*** RECORDS FOR THIS TASK

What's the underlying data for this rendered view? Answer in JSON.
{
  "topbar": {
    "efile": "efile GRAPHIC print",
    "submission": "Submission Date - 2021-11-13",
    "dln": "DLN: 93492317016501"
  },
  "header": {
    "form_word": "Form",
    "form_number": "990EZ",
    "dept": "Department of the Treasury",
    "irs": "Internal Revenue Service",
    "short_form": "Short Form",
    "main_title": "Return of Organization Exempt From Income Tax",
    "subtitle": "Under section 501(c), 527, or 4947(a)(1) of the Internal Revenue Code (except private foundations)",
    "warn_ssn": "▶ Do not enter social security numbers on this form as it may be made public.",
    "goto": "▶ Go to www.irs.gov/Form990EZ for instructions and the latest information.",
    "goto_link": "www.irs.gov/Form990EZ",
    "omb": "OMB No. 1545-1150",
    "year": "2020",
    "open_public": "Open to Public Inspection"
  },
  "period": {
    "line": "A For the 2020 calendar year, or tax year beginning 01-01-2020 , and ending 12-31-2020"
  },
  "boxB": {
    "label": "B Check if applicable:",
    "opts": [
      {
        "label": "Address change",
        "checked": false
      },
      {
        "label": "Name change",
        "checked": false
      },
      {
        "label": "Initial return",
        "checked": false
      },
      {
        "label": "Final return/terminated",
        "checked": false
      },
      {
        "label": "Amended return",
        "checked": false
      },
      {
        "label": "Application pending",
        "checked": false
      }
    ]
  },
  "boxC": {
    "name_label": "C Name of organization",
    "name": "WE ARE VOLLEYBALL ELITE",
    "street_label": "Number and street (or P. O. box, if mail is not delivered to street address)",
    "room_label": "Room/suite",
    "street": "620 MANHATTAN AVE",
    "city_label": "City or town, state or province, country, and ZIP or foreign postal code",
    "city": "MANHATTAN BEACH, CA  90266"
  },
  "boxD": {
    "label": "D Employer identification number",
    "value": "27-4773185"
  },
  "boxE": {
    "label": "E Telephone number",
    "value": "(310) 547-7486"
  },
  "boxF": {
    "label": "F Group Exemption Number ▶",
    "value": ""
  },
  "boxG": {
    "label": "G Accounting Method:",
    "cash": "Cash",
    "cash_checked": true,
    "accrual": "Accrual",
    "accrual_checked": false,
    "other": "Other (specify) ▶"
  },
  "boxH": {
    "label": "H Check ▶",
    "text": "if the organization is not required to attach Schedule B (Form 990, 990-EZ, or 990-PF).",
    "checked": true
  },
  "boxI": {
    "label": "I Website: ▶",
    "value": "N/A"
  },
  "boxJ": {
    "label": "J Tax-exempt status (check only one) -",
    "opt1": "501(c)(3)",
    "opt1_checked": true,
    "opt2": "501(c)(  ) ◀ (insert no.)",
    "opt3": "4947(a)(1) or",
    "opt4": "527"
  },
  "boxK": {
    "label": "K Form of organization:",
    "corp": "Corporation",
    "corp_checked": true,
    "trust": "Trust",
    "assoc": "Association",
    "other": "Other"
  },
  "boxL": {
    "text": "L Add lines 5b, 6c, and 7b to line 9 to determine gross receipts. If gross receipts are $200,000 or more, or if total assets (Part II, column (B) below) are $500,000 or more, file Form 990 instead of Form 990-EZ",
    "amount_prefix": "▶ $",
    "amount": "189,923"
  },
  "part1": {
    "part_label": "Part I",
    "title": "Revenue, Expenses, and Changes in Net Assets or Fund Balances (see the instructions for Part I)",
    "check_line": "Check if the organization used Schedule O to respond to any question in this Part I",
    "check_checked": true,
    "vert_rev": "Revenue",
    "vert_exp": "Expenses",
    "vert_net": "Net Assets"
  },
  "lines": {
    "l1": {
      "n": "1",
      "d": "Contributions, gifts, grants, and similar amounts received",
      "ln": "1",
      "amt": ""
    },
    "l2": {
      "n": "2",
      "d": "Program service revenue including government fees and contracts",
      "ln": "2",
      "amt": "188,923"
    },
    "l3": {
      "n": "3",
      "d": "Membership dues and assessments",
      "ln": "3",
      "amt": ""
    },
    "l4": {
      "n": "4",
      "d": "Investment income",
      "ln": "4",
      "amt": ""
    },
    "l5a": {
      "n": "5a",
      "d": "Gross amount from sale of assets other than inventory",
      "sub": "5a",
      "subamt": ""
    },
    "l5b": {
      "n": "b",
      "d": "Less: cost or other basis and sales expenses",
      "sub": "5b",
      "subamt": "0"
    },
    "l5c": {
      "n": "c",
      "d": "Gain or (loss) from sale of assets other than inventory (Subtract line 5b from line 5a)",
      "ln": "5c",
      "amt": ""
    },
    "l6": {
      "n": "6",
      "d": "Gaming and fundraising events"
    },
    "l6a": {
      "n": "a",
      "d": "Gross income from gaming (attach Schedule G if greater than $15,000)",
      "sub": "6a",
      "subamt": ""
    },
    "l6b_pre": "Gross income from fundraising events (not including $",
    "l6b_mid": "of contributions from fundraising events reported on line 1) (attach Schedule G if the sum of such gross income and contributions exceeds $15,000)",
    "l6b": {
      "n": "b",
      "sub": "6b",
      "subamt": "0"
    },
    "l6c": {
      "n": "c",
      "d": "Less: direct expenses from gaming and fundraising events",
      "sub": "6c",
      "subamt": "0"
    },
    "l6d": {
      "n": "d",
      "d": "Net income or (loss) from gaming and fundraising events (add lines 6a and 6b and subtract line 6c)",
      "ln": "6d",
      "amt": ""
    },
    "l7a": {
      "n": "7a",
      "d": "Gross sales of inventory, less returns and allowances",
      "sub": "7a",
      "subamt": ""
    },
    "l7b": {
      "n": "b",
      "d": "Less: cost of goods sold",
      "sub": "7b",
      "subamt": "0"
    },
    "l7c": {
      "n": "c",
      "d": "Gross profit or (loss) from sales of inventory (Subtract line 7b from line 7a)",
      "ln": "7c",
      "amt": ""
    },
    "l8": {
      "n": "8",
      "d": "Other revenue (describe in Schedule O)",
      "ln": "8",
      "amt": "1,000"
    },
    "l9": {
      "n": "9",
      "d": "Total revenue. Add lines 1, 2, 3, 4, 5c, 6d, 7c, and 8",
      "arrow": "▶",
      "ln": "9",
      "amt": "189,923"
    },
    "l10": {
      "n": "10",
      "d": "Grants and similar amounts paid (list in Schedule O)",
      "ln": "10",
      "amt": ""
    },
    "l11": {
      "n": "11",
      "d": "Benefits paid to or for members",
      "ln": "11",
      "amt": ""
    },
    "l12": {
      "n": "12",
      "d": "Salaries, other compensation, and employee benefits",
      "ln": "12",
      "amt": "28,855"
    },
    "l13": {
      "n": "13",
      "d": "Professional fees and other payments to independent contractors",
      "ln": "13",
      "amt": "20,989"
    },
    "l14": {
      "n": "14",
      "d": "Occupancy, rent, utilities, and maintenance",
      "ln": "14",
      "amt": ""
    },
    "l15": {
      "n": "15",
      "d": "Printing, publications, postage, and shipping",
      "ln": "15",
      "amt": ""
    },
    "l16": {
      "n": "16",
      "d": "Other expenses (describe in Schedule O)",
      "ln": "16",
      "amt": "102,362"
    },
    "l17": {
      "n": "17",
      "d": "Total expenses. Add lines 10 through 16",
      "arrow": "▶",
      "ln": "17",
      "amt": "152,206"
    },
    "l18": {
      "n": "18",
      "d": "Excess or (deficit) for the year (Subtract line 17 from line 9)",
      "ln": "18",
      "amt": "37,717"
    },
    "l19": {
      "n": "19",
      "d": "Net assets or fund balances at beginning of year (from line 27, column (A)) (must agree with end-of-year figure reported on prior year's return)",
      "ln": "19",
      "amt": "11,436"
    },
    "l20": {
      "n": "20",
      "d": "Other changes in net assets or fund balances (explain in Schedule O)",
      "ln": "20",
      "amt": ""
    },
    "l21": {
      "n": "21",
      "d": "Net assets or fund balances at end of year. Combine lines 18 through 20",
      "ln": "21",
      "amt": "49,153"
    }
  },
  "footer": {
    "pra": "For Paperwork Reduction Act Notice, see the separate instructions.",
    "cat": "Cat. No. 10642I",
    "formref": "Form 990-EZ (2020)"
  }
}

******

From the entries above, copy out every line where the string "street" appears.

## ANSWER TO THIS TASK
    "street_label": "Number and street (or P. O. box, if mail is not delivered to street address)",
    "street": "620 MANHATTAN AVE",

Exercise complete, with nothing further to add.